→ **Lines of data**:
━━━━
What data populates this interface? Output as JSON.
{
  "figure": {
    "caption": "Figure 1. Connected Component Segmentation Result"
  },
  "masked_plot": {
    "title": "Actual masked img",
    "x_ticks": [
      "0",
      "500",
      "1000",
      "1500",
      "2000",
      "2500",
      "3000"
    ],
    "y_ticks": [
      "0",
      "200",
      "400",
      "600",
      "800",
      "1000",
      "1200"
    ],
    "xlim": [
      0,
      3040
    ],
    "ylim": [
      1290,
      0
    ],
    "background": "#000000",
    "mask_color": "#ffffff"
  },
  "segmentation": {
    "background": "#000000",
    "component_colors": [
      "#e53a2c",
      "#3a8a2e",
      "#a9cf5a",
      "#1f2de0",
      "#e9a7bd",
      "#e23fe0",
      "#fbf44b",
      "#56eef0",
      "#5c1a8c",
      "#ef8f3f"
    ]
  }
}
━━━━
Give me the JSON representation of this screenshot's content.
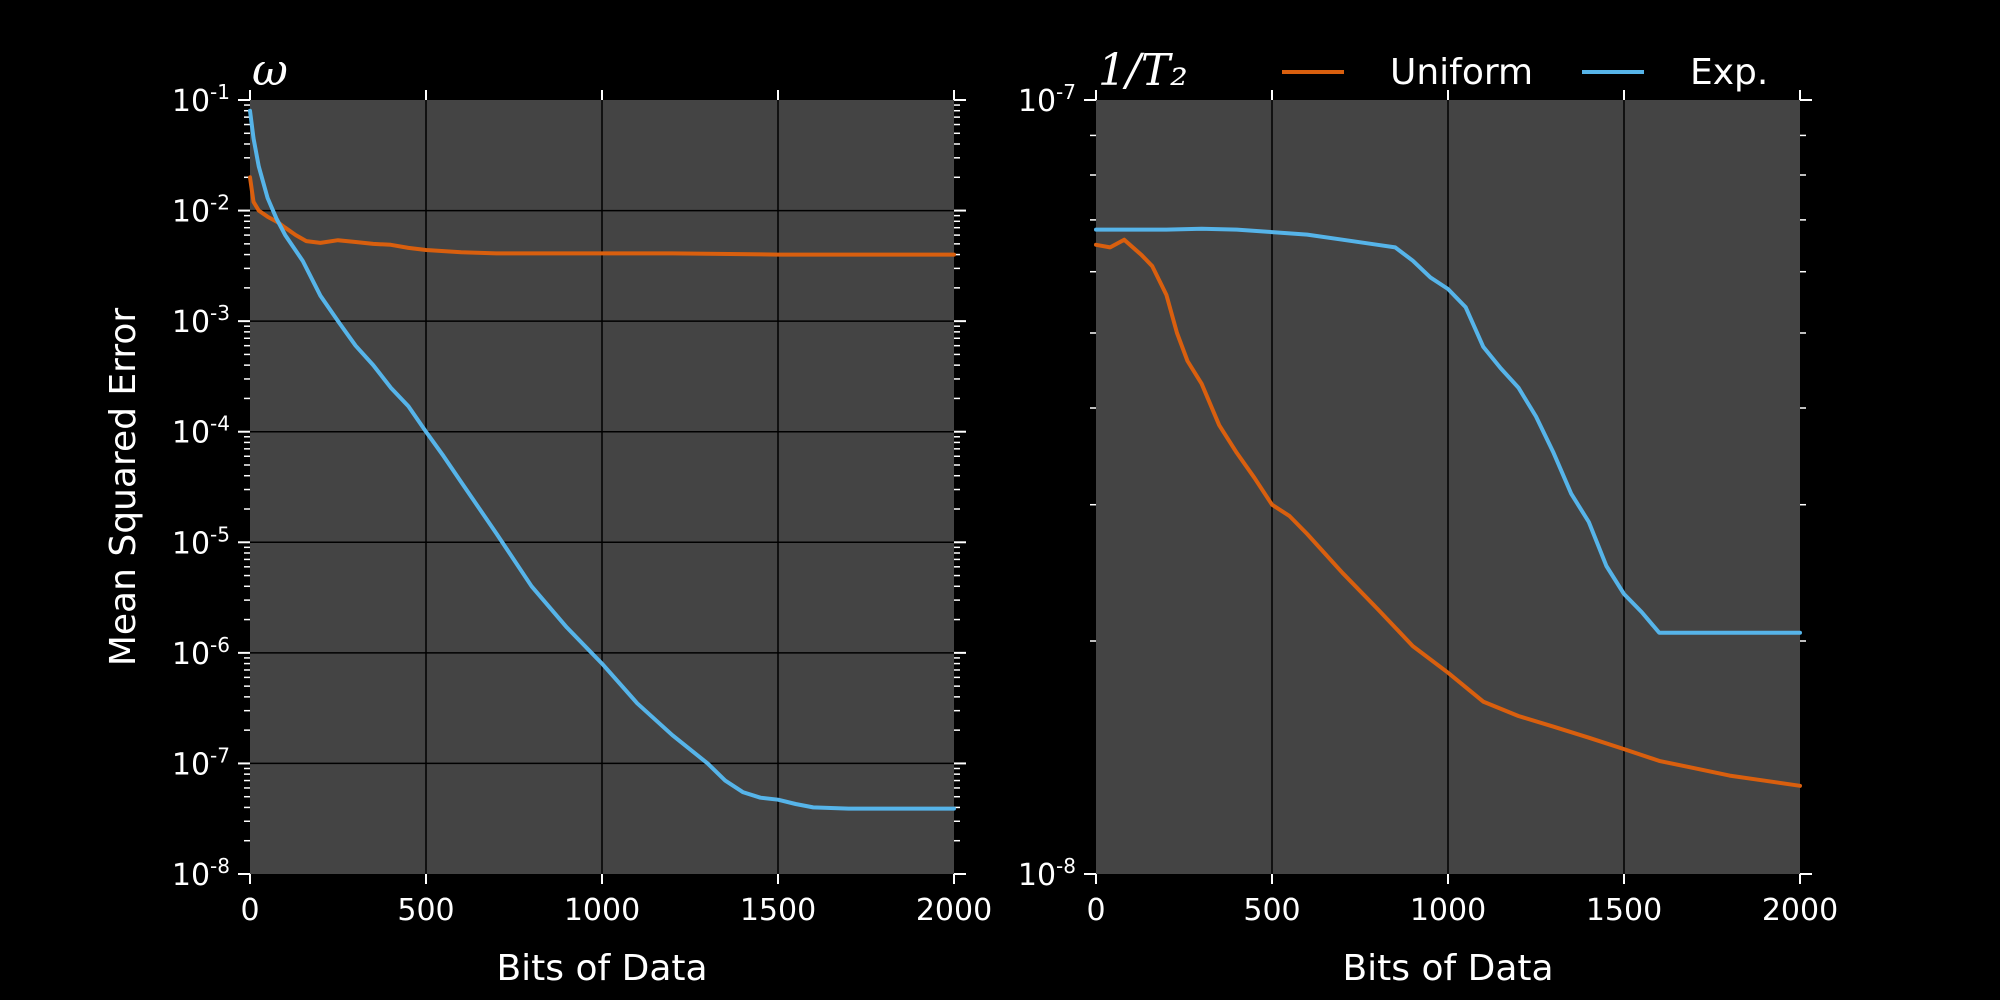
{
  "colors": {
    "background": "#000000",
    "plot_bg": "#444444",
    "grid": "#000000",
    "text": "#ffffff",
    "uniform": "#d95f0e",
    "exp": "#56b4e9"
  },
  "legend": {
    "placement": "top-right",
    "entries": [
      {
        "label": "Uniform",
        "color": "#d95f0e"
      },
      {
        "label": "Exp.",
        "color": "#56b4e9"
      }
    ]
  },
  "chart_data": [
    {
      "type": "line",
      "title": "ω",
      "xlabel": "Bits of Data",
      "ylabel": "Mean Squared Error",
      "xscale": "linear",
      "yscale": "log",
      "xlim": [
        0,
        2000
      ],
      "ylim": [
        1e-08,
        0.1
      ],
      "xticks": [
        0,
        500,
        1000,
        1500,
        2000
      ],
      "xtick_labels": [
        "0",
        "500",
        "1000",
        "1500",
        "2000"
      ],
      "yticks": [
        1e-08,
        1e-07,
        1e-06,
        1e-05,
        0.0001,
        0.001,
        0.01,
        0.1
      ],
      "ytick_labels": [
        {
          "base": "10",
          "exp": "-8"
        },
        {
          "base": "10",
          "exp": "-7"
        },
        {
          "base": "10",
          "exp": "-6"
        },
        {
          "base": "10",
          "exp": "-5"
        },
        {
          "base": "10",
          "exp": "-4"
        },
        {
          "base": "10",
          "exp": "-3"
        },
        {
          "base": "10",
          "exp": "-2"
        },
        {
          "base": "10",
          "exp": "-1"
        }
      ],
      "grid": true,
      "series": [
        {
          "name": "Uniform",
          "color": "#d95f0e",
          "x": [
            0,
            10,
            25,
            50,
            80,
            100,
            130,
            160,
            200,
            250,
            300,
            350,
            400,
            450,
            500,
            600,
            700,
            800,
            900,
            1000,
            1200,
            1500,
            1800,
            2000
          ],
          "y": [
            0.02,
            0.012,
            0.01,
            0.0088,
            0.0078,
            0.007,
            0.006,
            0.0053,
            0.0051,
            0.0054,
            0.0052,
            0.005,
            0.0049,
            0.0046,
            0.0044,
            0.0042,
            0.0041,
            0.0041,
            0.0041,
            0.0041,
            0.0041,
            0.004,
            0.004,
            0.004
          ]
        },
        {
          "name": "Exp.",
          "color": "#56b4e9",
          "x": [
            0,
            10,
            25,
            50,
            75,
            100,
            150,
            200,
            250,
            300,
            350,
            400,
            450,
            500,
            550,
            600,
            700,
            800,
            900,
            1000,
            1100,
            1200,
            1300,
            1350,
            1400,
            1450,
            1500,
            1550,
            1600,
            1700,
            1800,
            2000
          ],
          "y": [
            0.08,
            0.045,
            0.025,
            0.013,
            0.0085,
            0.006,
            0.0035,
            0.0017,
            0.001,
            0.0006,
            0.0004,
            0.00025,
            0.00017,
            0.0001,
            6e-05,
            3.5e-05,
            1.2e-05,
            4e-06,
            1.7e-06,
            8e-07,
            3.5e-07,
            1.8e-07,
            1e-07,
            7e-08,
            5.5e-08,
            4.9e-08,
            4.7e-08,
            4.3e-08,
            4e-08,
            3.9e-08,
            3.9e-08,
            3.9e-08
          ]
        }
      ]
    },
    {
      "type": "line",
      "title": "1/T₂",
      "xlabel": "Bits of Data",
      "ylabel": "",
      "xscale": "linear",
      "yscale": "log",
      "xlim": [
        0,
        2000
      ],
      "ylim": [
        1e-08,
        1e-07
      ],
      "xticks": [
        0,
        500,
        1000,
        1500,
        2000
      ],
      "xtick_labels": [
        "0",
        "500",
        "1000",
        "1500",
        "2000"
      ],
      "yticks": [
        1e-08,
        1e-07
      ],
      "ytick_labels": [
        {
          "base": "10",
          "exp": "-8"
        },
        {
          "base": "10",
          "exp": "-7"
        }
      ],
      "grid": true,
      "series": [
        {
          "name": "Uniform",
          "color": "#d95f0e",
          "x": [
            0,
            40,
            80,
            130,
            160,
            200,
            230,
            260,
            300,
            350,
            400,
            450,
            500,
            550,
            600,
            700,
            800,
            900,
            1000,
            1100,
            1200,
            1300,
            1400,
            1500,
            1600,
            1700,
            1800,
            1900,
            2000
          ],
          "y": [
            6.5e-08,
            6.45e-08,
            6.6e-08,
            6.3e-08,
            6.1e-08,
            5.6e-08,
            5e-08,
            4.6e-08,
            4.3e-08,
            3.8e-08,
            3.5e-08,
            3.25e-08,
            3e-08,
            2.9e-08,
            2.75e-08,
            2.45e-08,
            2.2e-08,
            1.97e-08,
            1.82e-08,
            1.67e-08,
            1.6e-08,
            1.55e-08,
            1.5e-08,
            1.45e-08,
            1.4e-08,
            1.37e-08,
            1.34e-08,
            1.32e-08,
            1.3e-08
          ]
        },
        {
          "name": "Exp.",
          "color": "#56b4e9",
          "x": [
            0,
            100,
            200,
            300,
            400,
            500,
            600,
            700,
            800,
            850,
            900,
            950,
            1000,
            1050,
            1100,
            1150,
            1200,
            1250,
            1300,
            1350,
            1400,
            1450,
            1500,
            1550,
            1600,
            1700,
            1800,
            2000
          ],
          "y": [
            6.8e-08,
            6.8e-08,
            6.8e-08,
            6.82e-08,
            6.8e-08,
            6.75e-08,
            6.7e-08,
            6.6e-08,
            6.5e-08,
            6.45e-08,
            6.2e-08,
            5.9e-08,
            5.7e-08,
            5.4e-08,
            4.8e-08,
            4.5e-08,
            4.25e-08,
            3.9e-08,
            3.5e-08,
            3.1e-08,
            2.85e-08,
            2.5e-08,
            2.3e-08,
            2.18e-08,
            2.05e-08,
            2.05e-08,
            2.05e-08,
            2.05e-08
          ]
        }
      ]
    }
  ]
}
━━━━
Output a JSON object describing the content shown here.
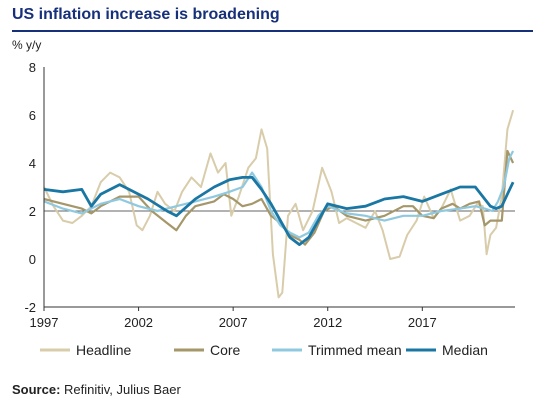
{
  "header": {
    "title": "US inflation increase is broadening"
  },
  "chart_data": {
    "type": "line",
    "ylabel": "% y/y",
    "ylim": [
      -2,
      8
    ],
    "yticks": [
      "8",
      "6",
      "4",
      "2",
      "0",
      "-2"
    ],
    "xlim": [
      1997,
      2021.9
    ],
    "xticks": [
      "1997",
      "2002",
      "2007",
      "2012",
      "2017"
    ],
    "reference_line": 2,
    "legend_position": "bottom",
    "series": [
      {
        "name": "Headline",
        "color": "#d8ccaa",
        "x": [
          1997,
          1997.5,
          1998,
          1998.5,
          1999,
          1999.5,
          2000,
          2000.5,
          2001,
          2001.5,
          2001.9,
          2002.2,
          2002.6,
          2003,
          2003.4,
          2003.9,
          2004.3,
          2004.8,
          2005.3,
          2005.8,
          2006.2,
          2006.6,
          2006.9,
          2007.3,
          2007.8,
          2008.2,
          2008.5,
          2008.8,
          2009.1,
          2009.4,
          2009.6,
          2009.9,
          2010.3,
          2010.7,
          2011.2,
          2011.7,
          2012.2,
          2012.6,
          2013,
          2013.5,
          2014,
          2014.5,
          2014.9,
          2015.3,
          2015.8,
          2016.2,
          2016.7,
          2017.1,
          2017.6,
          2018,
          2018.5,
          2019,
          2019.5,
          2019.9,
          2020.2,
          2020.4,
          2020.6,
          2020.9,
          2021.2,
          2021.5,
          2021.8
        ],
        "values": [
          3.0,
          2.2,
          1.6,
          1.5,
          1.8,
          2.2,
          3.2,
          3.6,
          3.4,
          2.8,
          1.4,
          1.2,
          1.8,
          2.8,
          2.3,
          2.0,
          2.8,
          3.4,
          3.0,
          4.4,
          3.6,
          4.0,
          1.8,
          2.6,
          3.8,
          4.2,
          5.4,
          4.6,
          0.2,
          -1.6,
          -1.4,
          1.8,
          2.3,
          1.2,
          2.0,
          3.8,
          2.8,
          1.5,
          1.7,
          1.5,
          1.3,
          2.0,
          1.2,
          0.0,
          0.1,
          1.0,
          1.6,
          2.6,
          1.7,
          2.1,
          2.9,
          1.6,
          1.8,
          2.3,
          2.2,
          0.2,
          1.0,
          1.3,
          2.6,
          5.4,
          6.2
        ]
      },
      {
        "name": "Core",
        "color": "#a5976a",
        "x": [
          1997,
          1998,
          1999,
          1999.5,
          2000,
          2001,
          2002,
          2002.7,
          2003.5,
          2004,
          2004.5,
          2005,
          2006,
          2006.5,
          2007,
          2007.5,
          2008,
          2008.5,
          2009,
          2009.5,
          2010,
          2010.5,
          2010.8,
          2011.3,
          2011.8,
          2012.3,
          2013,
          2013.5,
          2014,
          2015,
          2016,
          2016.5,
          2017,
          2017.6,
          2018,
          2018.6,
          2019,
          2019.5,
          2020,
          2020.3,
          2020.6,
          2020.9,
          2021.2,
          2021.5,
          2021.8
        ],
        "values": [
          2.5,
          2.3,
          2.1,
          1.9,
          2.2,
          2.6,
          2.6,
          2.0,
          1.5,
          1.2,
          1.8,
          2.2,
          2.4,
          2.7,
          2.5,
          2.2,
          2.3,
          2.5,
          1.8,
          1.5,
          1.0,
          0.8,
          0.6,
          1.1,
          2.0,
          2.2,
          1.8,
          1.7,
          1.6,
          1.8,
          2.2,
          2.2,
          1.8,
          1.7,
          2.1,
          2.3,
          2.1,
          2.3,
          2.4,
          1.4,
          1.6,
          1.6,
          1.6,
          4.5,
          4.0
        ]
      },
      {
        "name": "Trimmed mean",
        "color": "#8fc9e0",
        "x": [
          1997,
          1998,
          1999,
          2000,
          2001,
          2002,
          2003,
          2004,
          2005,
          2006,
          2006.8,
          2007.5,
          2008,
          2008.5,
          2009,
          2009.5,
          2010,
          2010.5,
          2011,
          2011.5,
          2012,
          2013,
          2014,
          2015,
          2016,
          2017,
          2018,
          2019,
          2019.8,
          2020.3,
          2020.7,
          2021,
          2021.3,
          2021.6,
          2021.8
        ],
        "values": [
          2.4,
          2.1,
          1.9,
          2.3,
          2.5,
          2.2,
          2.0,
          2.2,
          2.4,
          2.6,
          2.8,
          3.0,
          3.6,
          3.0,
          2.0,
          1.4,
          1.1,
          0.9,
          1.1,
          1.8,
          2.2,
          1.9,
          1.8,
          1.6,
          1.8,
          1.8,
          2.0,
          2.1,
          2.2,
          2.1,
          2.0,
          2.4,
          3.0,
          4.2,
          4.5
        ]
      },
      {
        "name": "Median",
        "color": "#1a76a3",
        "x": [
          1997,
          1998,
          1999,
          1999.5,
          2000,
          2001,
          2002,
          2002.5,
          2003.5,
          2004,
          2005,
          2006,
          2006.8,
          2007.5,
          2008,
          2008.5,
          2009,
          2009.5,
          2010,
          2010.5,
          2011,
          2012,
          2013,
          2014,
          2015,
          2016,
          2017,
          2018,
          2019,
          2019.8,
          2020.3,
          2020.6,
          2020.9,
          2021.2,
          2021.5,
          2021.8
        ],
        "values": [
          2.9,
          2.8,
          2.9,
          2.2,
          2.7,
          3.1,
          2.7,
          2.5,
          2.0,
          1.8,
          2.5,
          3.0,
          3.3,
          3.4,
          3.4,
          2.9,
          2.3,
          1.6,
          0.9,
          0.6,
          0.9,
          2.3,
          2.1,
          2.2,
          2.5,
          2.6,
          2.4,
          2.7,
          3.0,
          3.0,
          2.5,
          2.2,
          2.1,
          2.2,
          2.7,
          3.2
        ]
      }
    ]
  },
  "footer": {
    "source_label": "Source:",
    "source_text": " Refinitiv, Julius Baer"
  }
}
━━━━
Using the entries above, return each line that includes the word "Output".

→ **ANSWER FOR THE TASK**:
What data populates this interface? Output as JSON.
Output a JSON object describing the content shown here.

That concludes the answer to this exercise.